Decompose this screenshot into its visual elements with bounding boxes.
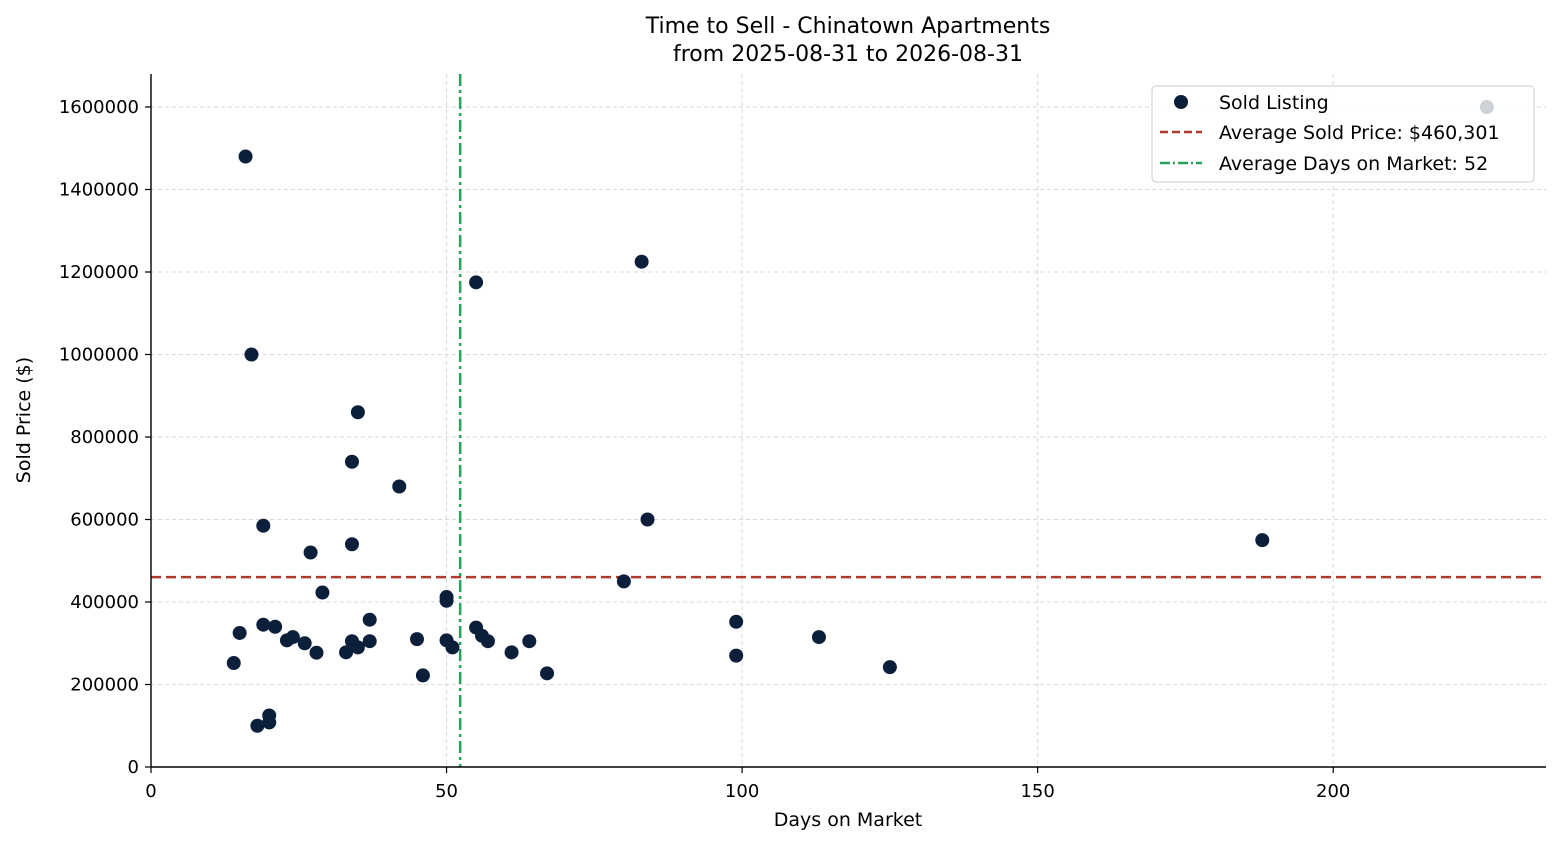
data-point [445,640,460,655]
data-point [882,660,897,675]
data-point [297,636,312,651]
legend-marker-sold-listing [1174,95,1188,109]
data-point [315,585,330,600]
y-tick-label: 1200000 [59,262,139,283]
y-tick-label: 1600000 [59,97,139,118]
data-point [522,634,537,649]
data-point [309,645,324,660]
x-tick-label: 0 [145,781,156,802]
data-point [256,617,271,632]
data-point [350,640,365,655]
y-tick-label: 400000 [70,592,139,613]
data-point [616,574,631,589]
y-tick-label: 800000 [70,427,139,448]
y-axis-label: Sold Price ($) [13,357,35,483]
data-point [339,645,354,660]
data-point [634,254,649,269]
legend-label-1: Average Days on Market: 52 [1219,153,1488,175]
data-point [232,625,247,640]
data-point [303,545,318,560]
data-point [439,593,454,608]
data-point [729,614,744,629]
x-tick-label: 100 [725,781,759,802]
data-points [226,100,1494,733]
x-tick-label: 150 [1020,781,1054,802]
data-point [540,666,555,681]
tick-labels: 0 50 100 150 200 0 200000 400000 600000 800000 100… [59,97,1351,802]
data-point [362,612,377,627]
data-point [256,518,271,533]
data-point [285,630,300,645]
data-point [362,634,377,649]
data-point [1255,533,1270,548]
data-point [409,632,424,647]
data-point [504,645,519,660]
data-point [392,479,407,494]
chart-title: Time to Sell - Chinatown Apartments [645,14,1051,39]
data-point [344,537,359,552]
legend-label-sold-listing: Sold Listing [1219,92,1329,114]
legend-box [1151,85,1535,183]
y-tick-label: 0 [128,757,139,778]
data-point [226,656,241,671]
data-point [268,619,283,634]
data-point [262,708,277,723]
reference-lines [151,74,1546,767]
data-point [640,512,655,527]
data-point [415,668,430,683]
data-point [729,648,744,663]
y-tick-label: 200000 [70,675,139,696]
y-tick-label: 1000000 [59,345,139,366]
data-point [244,347,259,362]
axes [145,74,1546,773]
y-tick-label: 600000 [70,510,139,531]
x-tick-label: 50 [435,781,458,802]
data-point [480,634,495,649]
legend-label-0: Average Sold Price: $460,301 [1219,122,1500,144]
legend: Sold Listing Average Sold Price: $460,301… [1151,85,1535,183]
x-tick-label: 200 [1316,781,1350,802]
x-axis-label: Days on Market [774,809,922,831]
data-point [469,275,484,290]
data-point [238,149,253,164]
data-point [250,718,265,733]
chart-subtitle: from 2025-08-31 to 2026-08-31 [673,42,1023,67]
data-point [350,405,365,420]
y-tick-label: 1400000 [59,180,139,201]
data-point [811,630,826,645]
data-point [344,454,359,469]
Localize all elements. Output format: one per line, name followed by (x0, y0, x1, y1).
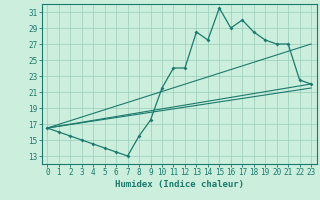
········
Work to complete - Print every line of the records above word for word, and leave the pictures out.

Solution for this problem -
Decompose this screenshot into its visual elements with bounding boxes.
data-point [445,640,460,655]
data-point [882,660,897,675]
data-point [297,636,312,651]
legend-marker-sold-listing [1174,95,1188,109]
data-point [315,585,330,600]
y-tick-label: 1200000 [59,262,139,283]
y-tick-label: 1600000 [59,97,139,118]
data-point [522,634,537,649]
data-point [309,645,324,660]
x-tick-label: 0 [145,781,156,802]
data-point [256,617,271,632]
data-point [350,640,365,655]
y-tick-label: 400000 [70,592,139,613]
data-point [616,574,631,589]
y-tick-label: 800000 [70,427,139,448]
y-axis-label: Sold Price ($) [13,357,35,483]
data-point [339,645,354,660]
data-point [634,254,649,269]
legend-label-1: Average Days on Market: 52 [1219,153,1488,175]
data-point [232,625,247,640]
data-point [303,545,318,560]
data-point [439,593,454,608]
data-point [729,614,744,629]
x-tick-label: 100 [725,781,759,802]
data-points [226,100,1494,733]
x-tick-label: 150 [1020,781,1054,802]
data-point [540,666,555,681]
tick-labels: 0 50 100 150 200 0 200000 400000 600000 800000 100… [59,97,1351,802]
data-point [362,612,377,627]
data-point [256,518,271,533]
data-point [285,630,300,645]
data-point [362,634,377,649]
data-point [1255,533,1270,548]
data-point [409,632,424,647]
data-point [504,645,519,660]
data-point [392,479,407,494]
chart-title: Time to Sell - Chinatown Apartments [645,14,1051,39]
data-point [344,537,359,552]
legend-label-sold-listing: Sold Listing [1219,92,1329,114]
legend-box [1151,85,1535,183]
y-tick-label: 0 [128,757,139,778]
data-point [226,656,241,671]
data-point [268,619,283,634]
data-point [262,708,277,723]
reference-lines [151,74,1546,767]
data-point [640,512,655,527]
data-point [415,668,430,683]
data-point [729,648,744,663]
y-tick-label: 200000 [70,675,139,696]
y-tick-label: 1000000 [59,345,139,366]
data-point [244,347,259,362]
axes [145,74,1546,773]
y-tick-label: 600000 [70,510,139,531]
x-tick-label: 50 [435,781,458,802]
data-point [480,634,495,649]
legend-label-0: Average Sold Price: $460,301 [1219,122,1500,144]
legend: Sold Listing Average Sold Price: $460,301… [1151,85,1535,183]
x-tick-label: 200 [1316,781,1350,802]
x-axis-label: Days on Market [774,809,922,831]
data-point [469,275,484,290]
data-point [238,149,253,164]
data-point [250,718,265,733]
chart-subtitle: from 2025-08-31 to 2026-08-31 [673,42,1023,67]
data-point [350,405,365,420]
y-tick-label: 1400000 [59,180,139,201]
data-point [811,630,826,645]
data-point [344,454,359,469]
Localize all elements. Output format: one per line, name followed by (x0, y0, x1, y1).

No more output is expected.